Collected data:

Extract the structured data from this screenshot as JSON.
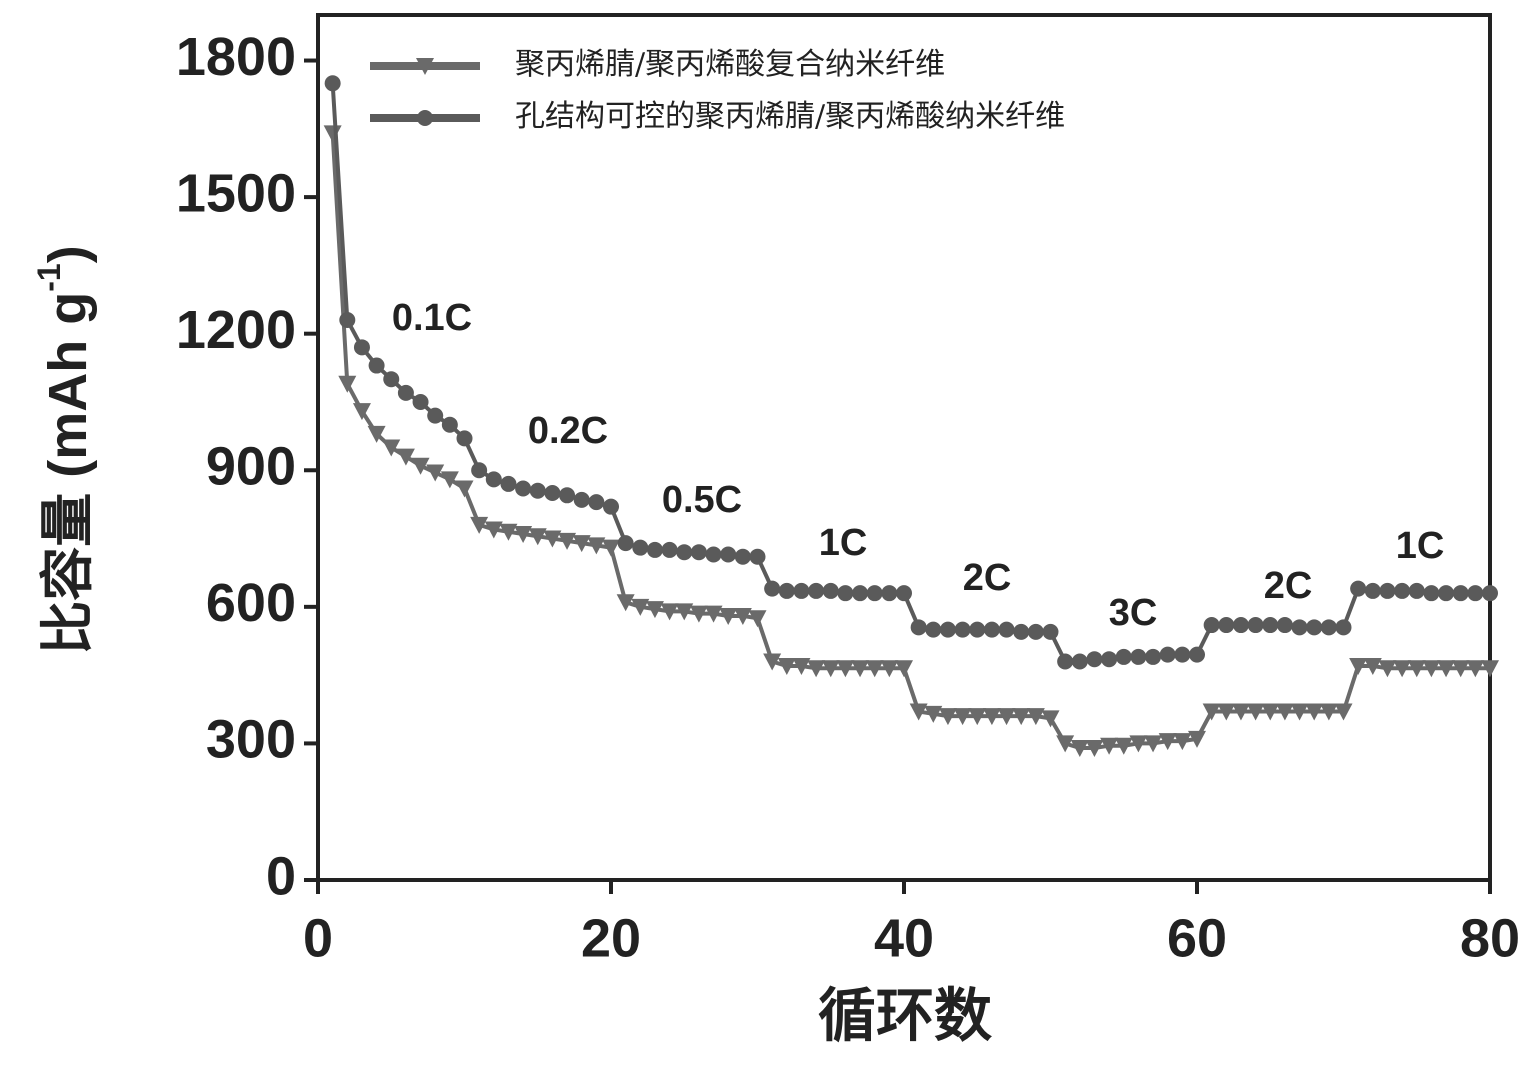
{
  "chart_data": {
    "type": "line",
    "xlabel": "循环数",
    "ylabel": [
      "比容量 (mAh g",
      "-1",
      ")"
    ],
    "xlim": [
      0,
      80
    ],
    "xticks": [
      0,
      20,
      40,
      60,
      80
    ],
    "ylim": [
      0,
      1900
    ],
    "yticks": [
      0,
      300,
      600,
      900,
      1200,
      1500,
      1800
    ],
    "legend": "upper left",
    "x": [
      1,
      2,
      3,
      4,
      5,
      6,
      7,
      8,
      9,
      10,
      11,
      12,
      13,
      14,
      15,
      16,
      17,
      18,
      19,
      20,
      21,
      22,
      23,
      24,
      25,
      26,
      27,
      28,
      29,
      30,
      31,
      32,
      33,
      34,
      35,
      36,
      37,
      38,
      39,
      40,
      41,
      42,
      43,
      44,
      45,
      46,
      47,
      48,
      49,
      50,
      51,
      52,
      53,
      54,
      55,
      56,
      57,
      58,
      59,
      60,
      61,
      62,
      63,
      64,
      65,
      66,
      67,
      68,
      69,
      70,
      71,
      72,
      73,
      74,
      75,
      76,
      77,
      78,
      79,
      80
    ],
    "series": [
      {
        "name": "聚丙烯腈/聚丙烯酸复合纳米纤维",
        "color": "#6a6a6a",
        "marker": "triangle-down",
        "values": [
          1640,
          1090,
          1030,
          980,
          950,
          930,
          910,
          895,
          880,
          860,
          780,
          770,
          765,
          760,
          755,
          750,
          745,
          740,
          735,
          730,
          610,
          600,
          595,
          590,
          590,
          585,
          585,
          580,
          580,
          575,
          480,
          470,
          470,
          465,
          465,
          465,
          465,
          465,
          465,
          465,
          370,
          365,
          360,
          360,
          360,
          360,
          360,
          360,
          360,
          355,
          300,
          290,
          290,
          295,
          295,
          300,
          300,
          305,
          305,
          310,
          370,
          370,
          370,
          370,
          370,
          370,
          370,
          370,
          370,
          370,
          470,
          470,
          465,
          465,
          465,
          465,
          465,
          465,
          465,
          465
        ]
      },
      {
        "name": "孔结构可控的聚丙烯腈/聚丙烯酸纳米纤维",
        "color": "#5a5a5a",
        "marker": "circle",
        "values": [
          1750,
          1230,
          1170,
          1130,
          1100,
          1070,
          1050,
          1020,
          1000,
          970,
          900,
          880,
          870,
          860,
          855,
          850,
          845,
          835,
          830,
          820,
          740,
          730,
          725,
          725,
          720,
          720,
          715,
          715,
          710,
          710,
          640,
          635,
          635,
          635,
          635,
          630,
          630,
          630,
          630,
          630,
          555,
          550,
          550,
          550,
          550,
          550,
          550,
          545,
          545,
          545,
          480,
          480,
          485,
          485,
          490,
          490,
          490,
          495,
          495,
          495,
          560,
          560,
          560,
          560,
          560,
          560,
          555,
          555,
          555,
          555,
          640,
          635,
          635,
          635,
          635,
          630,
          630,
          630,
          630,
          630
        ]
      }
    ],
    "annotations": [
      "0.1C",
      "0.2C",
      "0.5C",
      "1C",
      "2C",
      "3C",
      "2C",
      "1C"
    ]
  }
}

● GOAL OF THE EXERCISE
Copy the records exactly. Skip the pictures.

● RESPONSE TO THIS TASK
Extract the structured data from this screenshot as JSON.
{
  "chart_data": {
    "type": "line",
    "xlabel": "循环数",
    "ylabel": [
      "比容量 (mAh g",
      "-1",
      ")"
    ],
    "xlim": [
      0,
      80
    ],
    "xticks": [
      0,
      20,
      40,
      60,
      80
    ],
    "ylim": [
      0,
      1900
    ],
    "yticks": [
      0,
      300,
      600,
      900,
      1200,
      1500,
      1800
    ],
    "legend": "upper left",
    "x": [
      1,
      2,
      3,
      4,
      5,
      6,
      7,
      8,
      9,
      10,
      11,
      12,
      13,
      14,
      15,
      16,
      17,
      18,
      19,
      20,
      21,
      22,
      23,
      24,
      25,
      26,
      27,
      28,
      29,
      30,
      31,
      32,
      33,
      34,
      35,
      36,
      37,
      38,
      39,
      40,
      41,
      42,
      43,
      44,
      45,
      46,
      47,
      48,
      49,
      50,
      51,
      52,
      53,
      54,
      55,
      56,
      57,
      58,
      59,
      60,
      61,
      62,
      63,
      64,
      65,
      66,
      67,
      68,
      69,
      70,
      71,
      72,
      73,
      74,
      75,
      76,
      77,
      78,
      79,
      80
    ],
    "series": [
      {
        "name": "聚丙烯腈/聚丙烯酸复合纳米纤维",
        "color": "#6a6a6a",
        "marker": "triangle-down",
        "values": [
          1640,
          1090,
          1030,
          980,
          950,
          930,
          910,
          895,
          880,
          860,
          780,
          770,
          765,
          760,
          755,
          750,
          745,
          740,
          735,
          730,
          610,
          600,
          595,
          590,
          590,
          585,
          585,
          580,
          580,
          575,
          480,
          470,
          470,
          465,
          465,
          465,
          465,
          465,
          465,
          465,
          370,
          365,
          360,
          360,
          360,
          360,
          360,
          360,
          360,
          355,
          300,
          290,
          290,
          295,
          295,
          300,
          300,
          305,
          305,
          310,
          370,
          370,
          370,
          370,
          370,
          370,
          370,
          370,
          370,
          370,
          470,
          470,
          465,
          465,
          465,
          465,
          465,
          465,
          465,
          465
        ]
      },
      {
        "name": "孔结构可控的聚丙烯腈/聚丙烯酸纳米纤维",
        "color": "#5a5a5a",
        "marker": "circle",
        "values": [
          1750,
          1230,
          1170,
          1130,
          1100,
          1070,
          1050,
          1020,
          1000,
          970,
          900,
          880,
          870,
          860,
          855,
          850,
          845,
          835,
          830,
          820,
          740,
          730,
          725,
          725,
          720,
          720,
          715,
          715,
          710,
          710,
          640,
          635,
          635,
          635,
          635,
          630,
          630,
          630,
          630,
          630,
          555,
          550,
          550,
          550,
          550,
          550,
          550,
          545,
          545,
          545,
          480,
          480,
          485,
          485,
          490,
          490,
          490,
          495,
          495,
          495,
          560,
          560,
          560,
          560,
          560,
          560,
          555,
          555,
          555,
          555,
          640,
          635,
          635,
          635,
          635,
          630,
          630,
          630,
          630,
          630
        ]
      }
    ],
    "annotations": [
      "0.1C",
      "0.2C",
      "0.5C",
      "1C",
      "2C",
      "3C",
      "2C",
      "1C"
    ]
  }
}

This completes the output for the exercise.